> _Required work_
In the records that follow, locate every line with "Interest" and extract it.

# Start of Record set

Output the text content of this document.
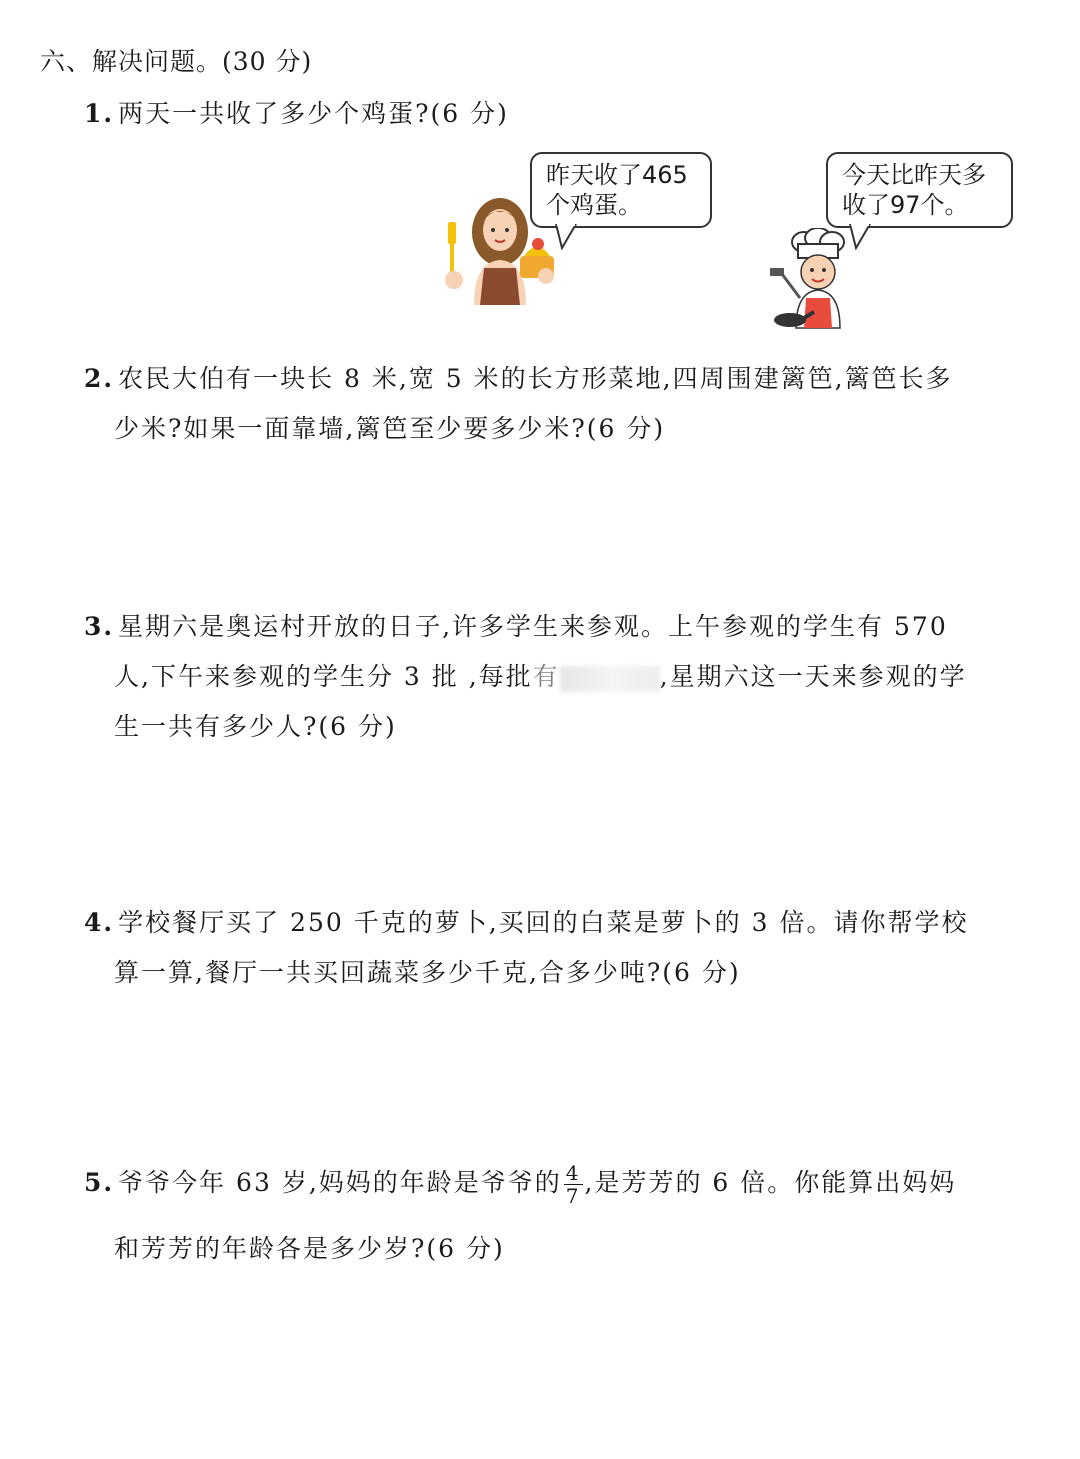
六、解决问题。(30 分)
1. 两天一共收了多少个鸡蛋?(6 分)
昨天收了465
个鸡蛋。
今天比昨天多
收了97个。
2. 农民大伯有一块长 8 米,宽 5 米的长方形菜地,四周围建篱笆,篱笆长多
少米?如果一面靠墙,篱笆至少要多少米?(6 分)
3. 星期六是奥运村开放的日子,许多学生来参观。上午参观的学生有 570
人,下午来参观的学生分 3 批 ,每批有	,星期六这一天来参观的学
生一共有多少人?(6 分)
4. 学校餐厅买了 250 千克的萝卜,买回的白菜是萝卜的 3 倍。请你帮学校
算一算,餐厅一共买回蔬菜多少千克,合多少吨?(6 分)
5. 爷爷今年 63 岁,妈妈的年龄是爷爷的 $\frac{4}{7}$ ,是芳芳的 6 倍。你能算出妈妈
和芳芳的年龄各是多少岁?(6 分)
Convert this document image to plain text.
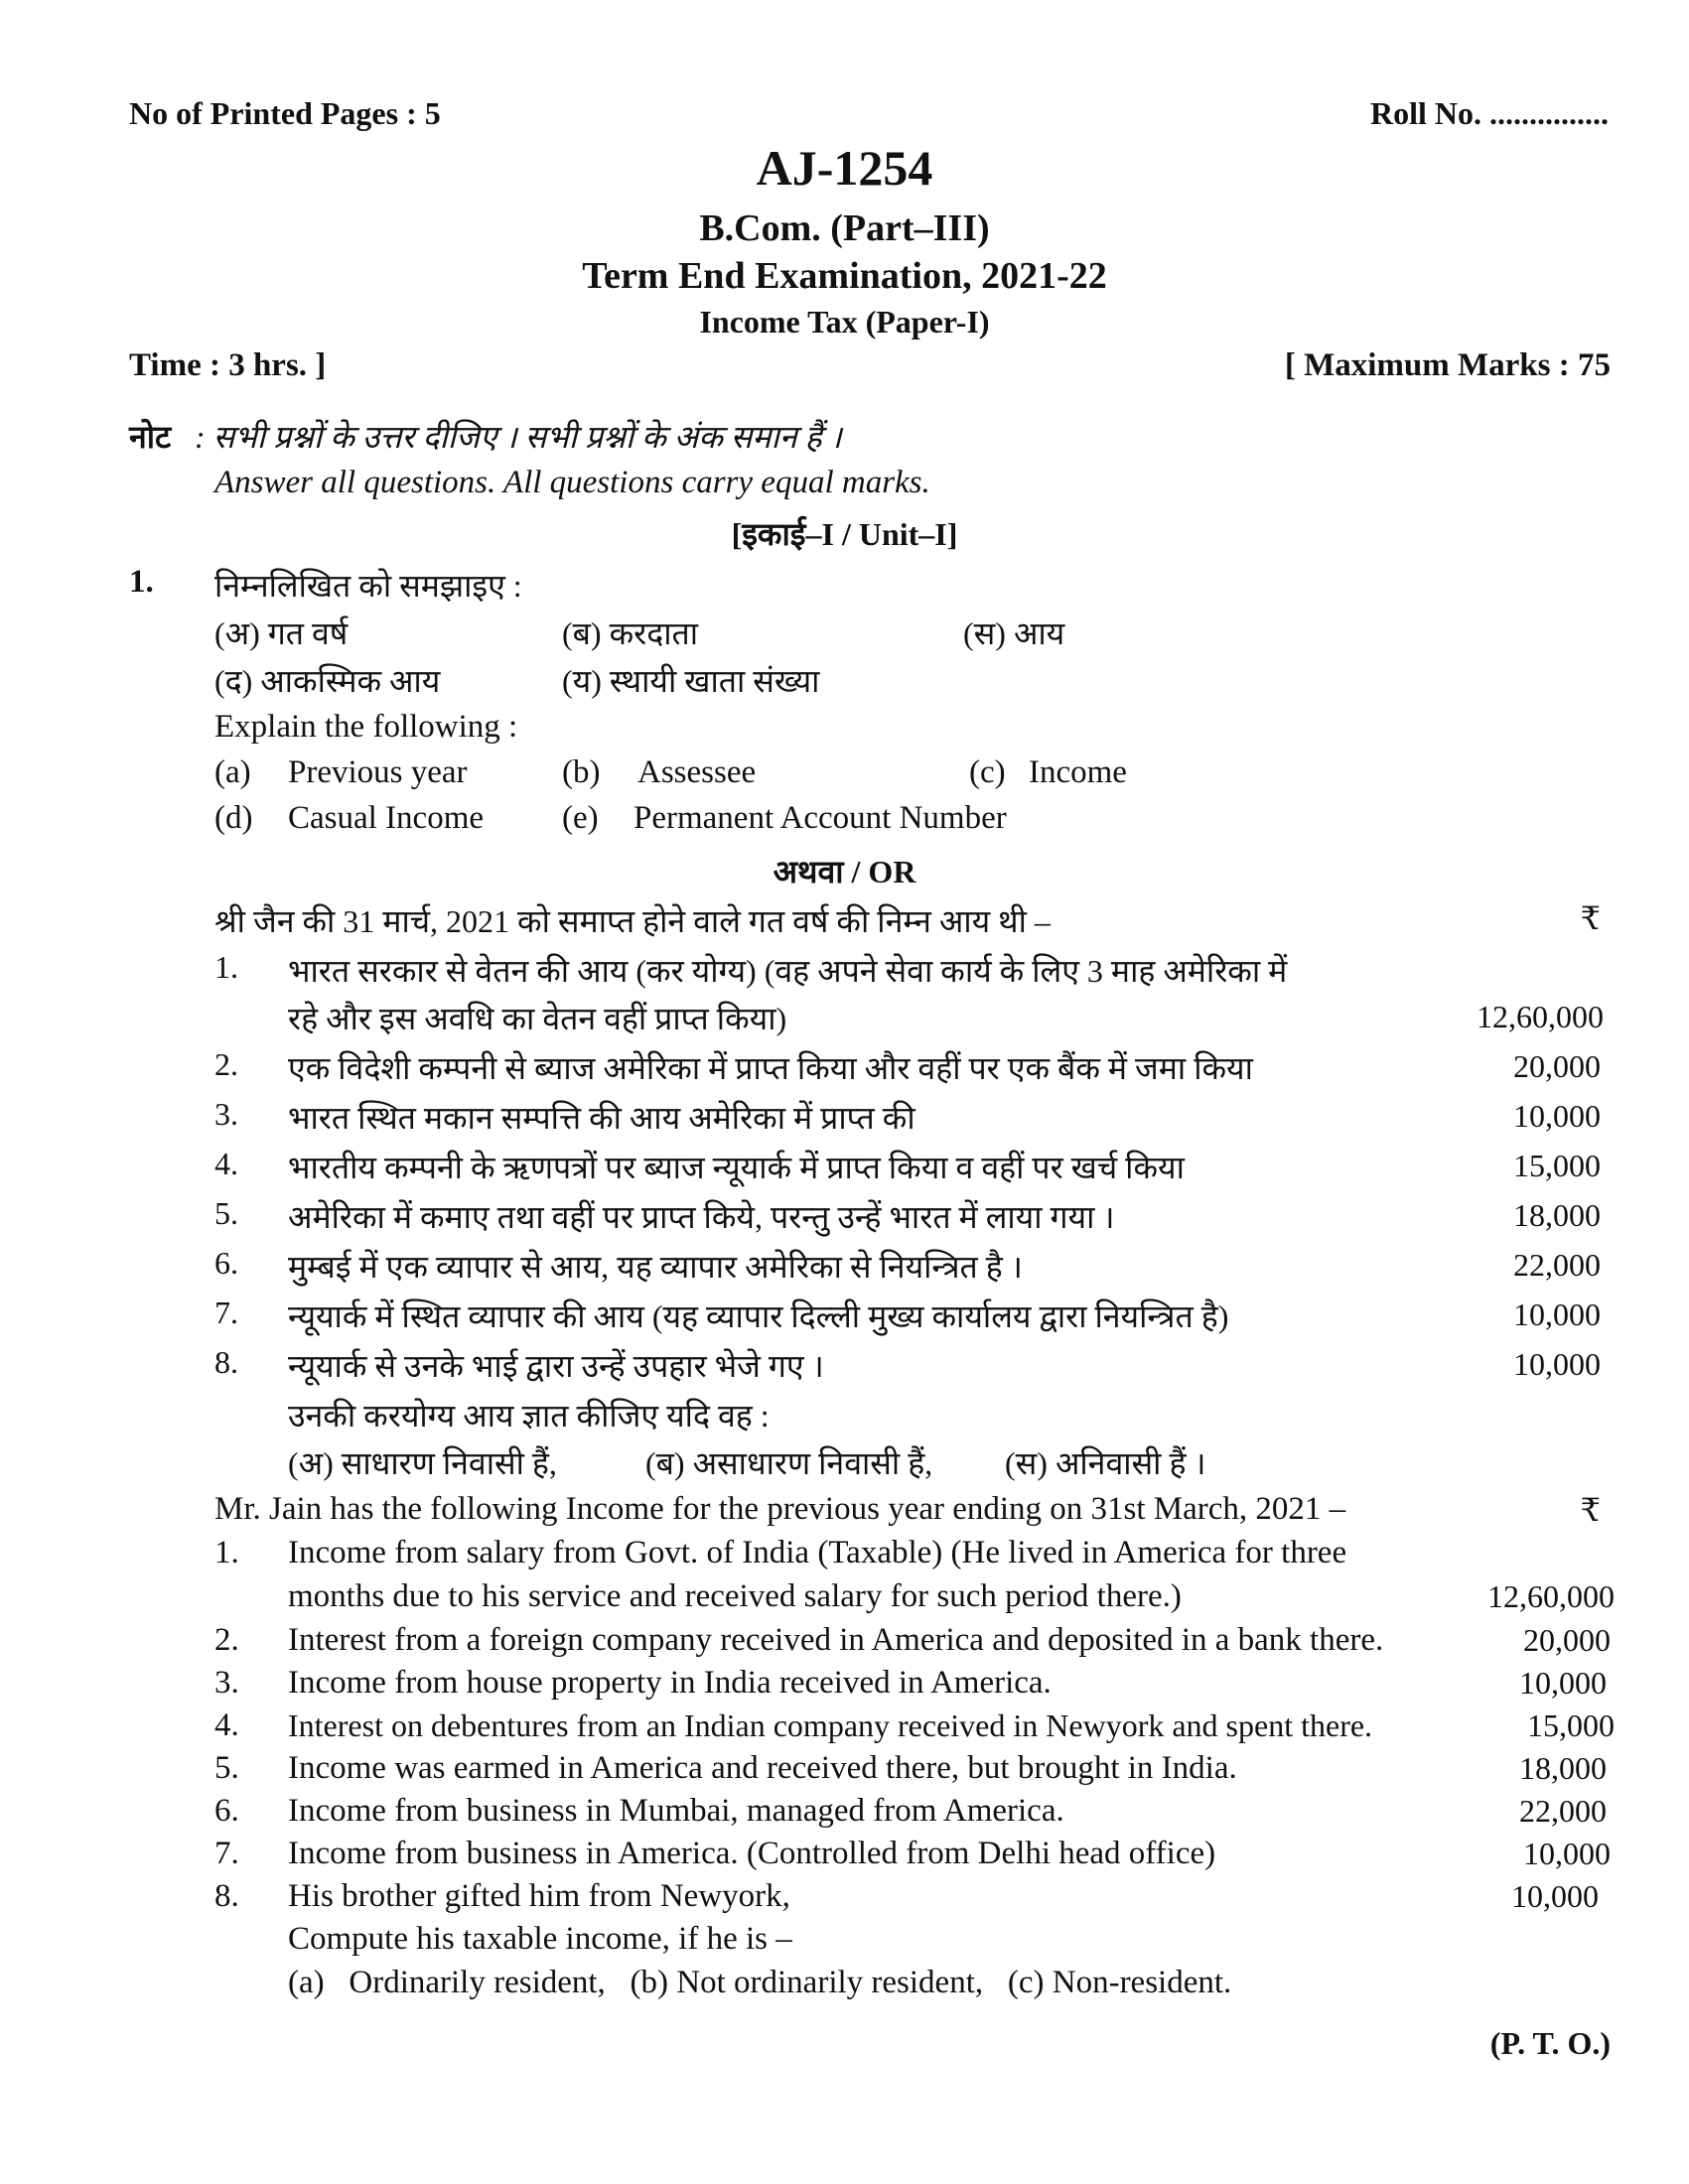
No of Printed Pages : 5	Roll No. ...............
AJ-1254
B.Com. (Part–III)
Term End Examination, 2021-22
Income Tax (Paper-I)
Time : 3 hrs. ]	[ Maximum Marks : 75
नोट : सभी प्रश्नों के उत्तर दीजिए । सभी प्रश्नों के अंक समान हैं ।
Answer all questions. All questions carry equal marks.
[इकाई–I / Unit–I]
1. निम्नलिखित को समझाइए :
(अ) गत वर्ष	(ब) करदाता	(स) आय
(द) आकस्मिक आय	(य) स्थायी खाता संख्या
Explain the following :
(a) Previous year	(b) Assessee	(c) Income
(d) Casual Income (e) Permanent Account Number
अथवा / OR
श्री जैन की 31 मार्च, 2021 को समाप्त होने वाले गत वर्ष की निम्न आय थी –	₹
1. भारत सरकार से वेतन की आय (कर योग्य) (वह अपने सेवा कार्य के लिए 3 माह अमेरिका में
रहे और इस अवधि का वेतन वहीं प्राप्त किया)	12,60,000
2. एक विदेशी कम्पनी से ब्याज अमेरिका में प्राप्त किया और वहीं पर एक बैंक में जमा किया	20,000
3. भारत स्थित मकान सम्पत्ति की आय अमेरिका में प्राप्त की	10,000
4. भारतीय कम्पनी के ऋणपत्रों पर ब्याज न्यूयार्क में प्राप्त किया व वहीं पर खर्च किया	15,000
5. अमेरिका में कमाए तथा वहीं पर प्राप्त किये, परन्तु उन्हें भारत में लाया गया ।	18,000
6. मुम्बई में एक व्यापार से आय, यह व्यापार अमेरिका से नियन्त्रित है ।	22,000
7. न्यूयार्क में स्थित व्यापार की आय (यह व्यापार दिल्ली मुख्य कार्यालय द्वारा नियन्त्रित है)	10,000
8. न्यूयार्क से उनके भाई द्वारा उन्हें उपहार भेजे गए ।	10,000
उनकी करयोग्य आय ज्ञात कीजिए यदि वह :
(अ) साधारण निवासी हैं,	(ब) असाधारण निवासी हैं, (स) अनिवासी हैं ।
Mr. Jain has the following Income for the previous year ending on 31st March, 2021 –	₹
1. Income from salary from Govt. of India (Taxable) (He lived in America for three
months due to his service and received salary for such period there.)	12,60,000
2. Interest from a foreign company received in America and deposited in a bank there.	20,000
3. Income from house property in India received in America.	10,000
4. Interest on debentures from an Indian company received in Newyork and spent there.	15,000
5. Income was earmed in America and received there, but brought in India.	18,000
6. Income from business in Mumbai, managed from America.	22,000
7. Income from business in America. (Controlled from Delhi head office)	10,000
8. His brother gifted him from Newyork,	10,000
Compute his taxable income, if he is –
(a)   Ordinarily resident,   (b) Not ordinarily resident,   (c) Non-resident.
(P. T. O.)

# End of Record set

> _Completed task_
2. Interest from a foreign company received in America and deposited in a bank there.	20,000
4. Interest on debentures from an Indian company received in Newyork and spent there.	15,000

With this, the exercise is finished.